* start Data lines *

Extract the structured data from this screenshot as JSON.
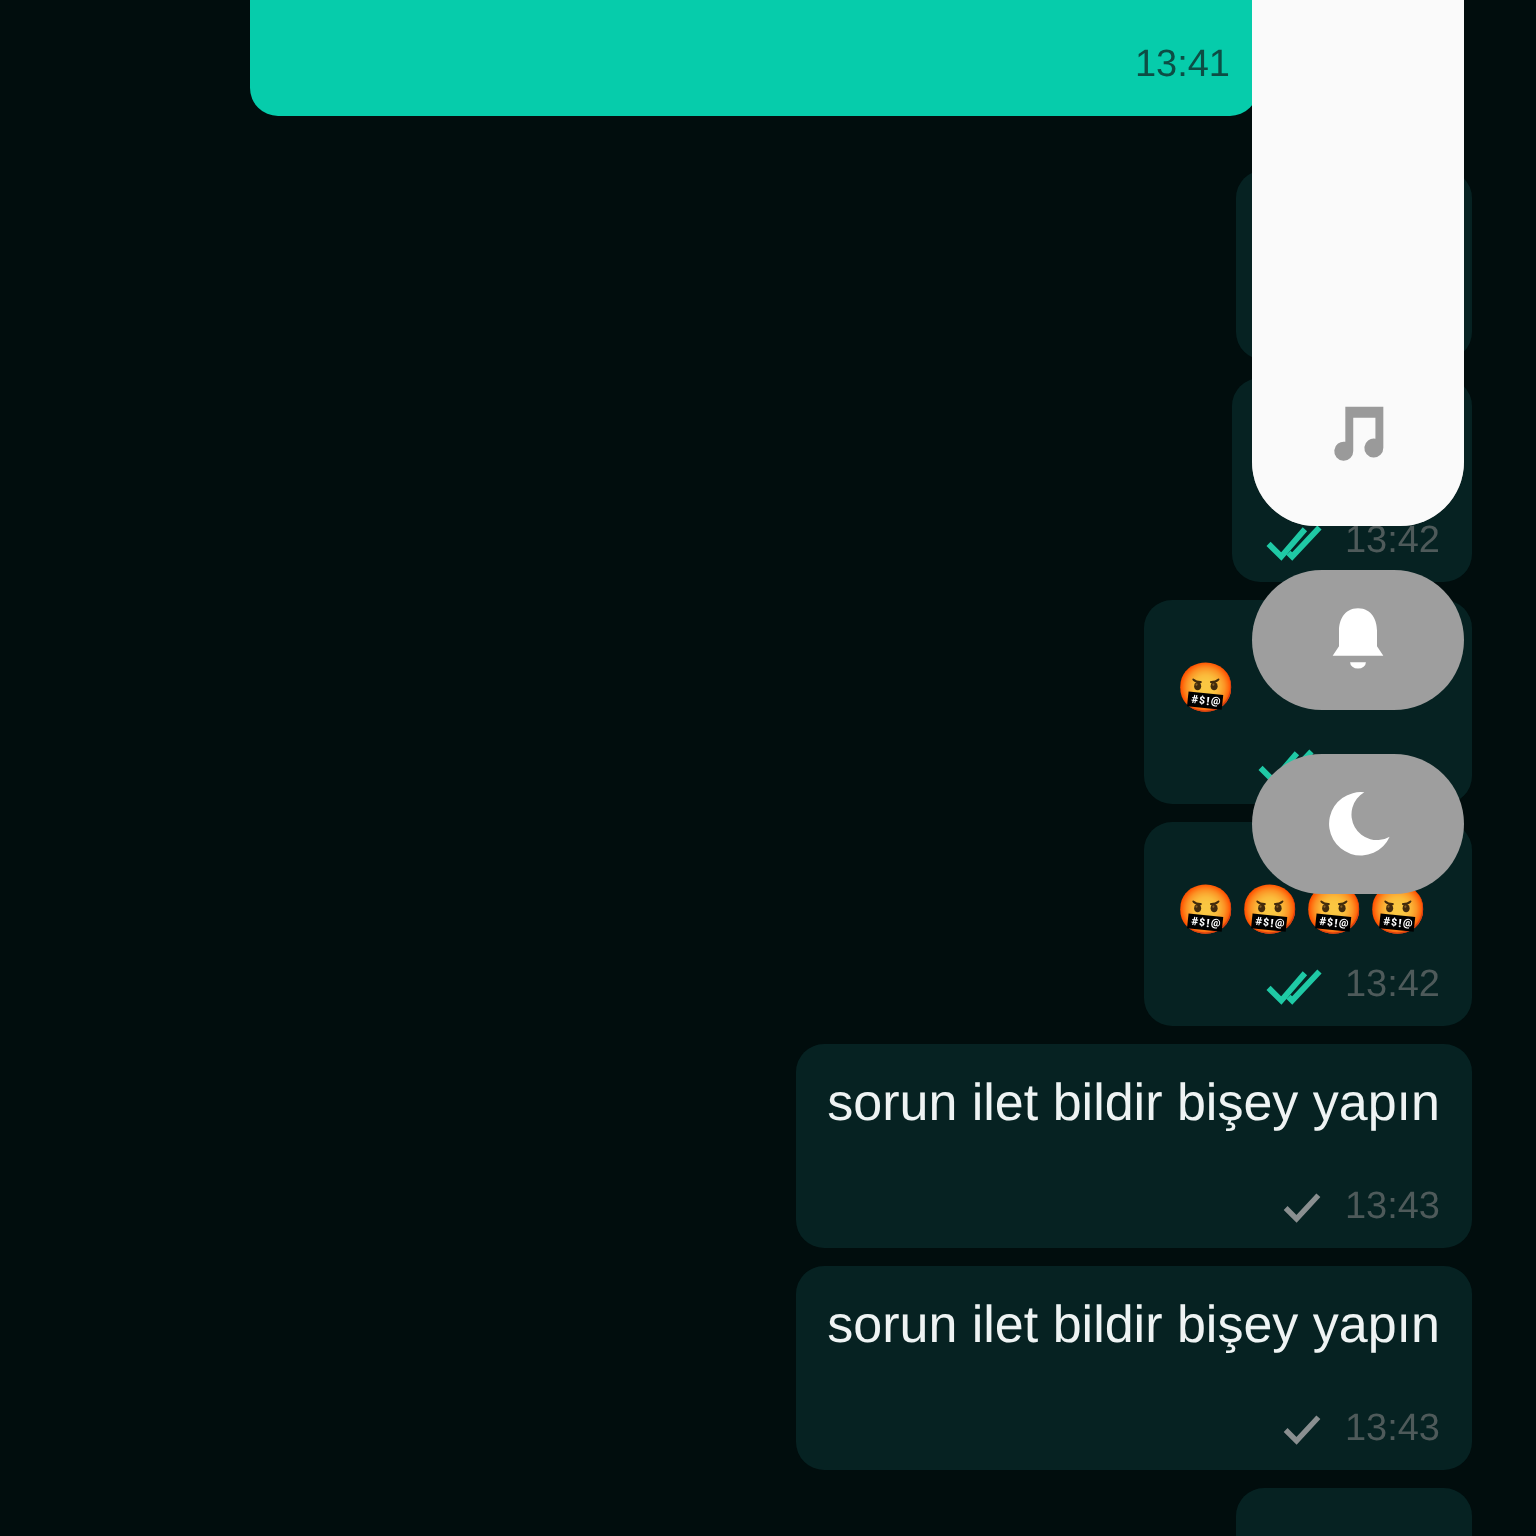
{
  "messages": [
    {
      "kind": "incoming",
      "time": "13:41"
    },
    {
      "kind": "outgoing"
    },
    {
      "kind": "outgoing",
      "time": "13:42",
      "read": true
    },
    {
      "kind": "outgoing",
      "emoji": "🤬",
      "read": true
    },
    {
      "kind": "outgoing",
      "emoji": "🤬🤬🤬🤬",
      "time": "13:42",
      "read": true
    },
    {
      "kind": "outgoing",
      "text": "sorun ilet bildir bişey yapın",
      "time": "13:43",
      "read": false
    },
    {
      "kind": "outgoing",
      "text": "sorun ilet bildir bişey yapın",
      "time": "13:43",
      "read": false
    },
    {
      "kind": "outgoing"
    }
  ],
  "volume_panel": {
    "level": 1,
    "buttons": [
      {
        "kind": "bell"
      },
      {
        "kind": "moon"
      }
    ]
  }
}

* end Data lines *

**Task to carry out**
Leave the pictures out and reproduce each record exactly as written.

**Expected answer**
Extract the structured data from this screenshot as JSON.
{
  "messages": [
    {
      "kind": "incoming",
      "time": "13:41"
    },
    {
      "kind": "outgoing"
    },
    {
      "kind": "outgoing",
      "time": "13:42",
      "read": true
    },
    {
      "kind": "outgoing",
      "emoji": "🤬",
      "read": true
    },
    {
      "kind": "outgoing",
      "emoji": "🤬🤬🤬🤬",
      "time": "13:42",
      "read": true
    },
    {
      "kind": "outgoing",
      "text": "sorun ilet bildir bişey yapın",
      "time": "13:43",
      "read": false
    },
    {
      "kind": "outgoing",
      "text": "sorun ilet bildir bişey yapın",
      "time": "13:43",
      "read": false
    },
    {
      "kind": "outgoing"
    }
  ],
  "volume_panel": {
    "level": 1,
    "buttons": [
      {
        "kind": "bell"
      },
      {
        "kind": "moon"
      }
    ]
  }
}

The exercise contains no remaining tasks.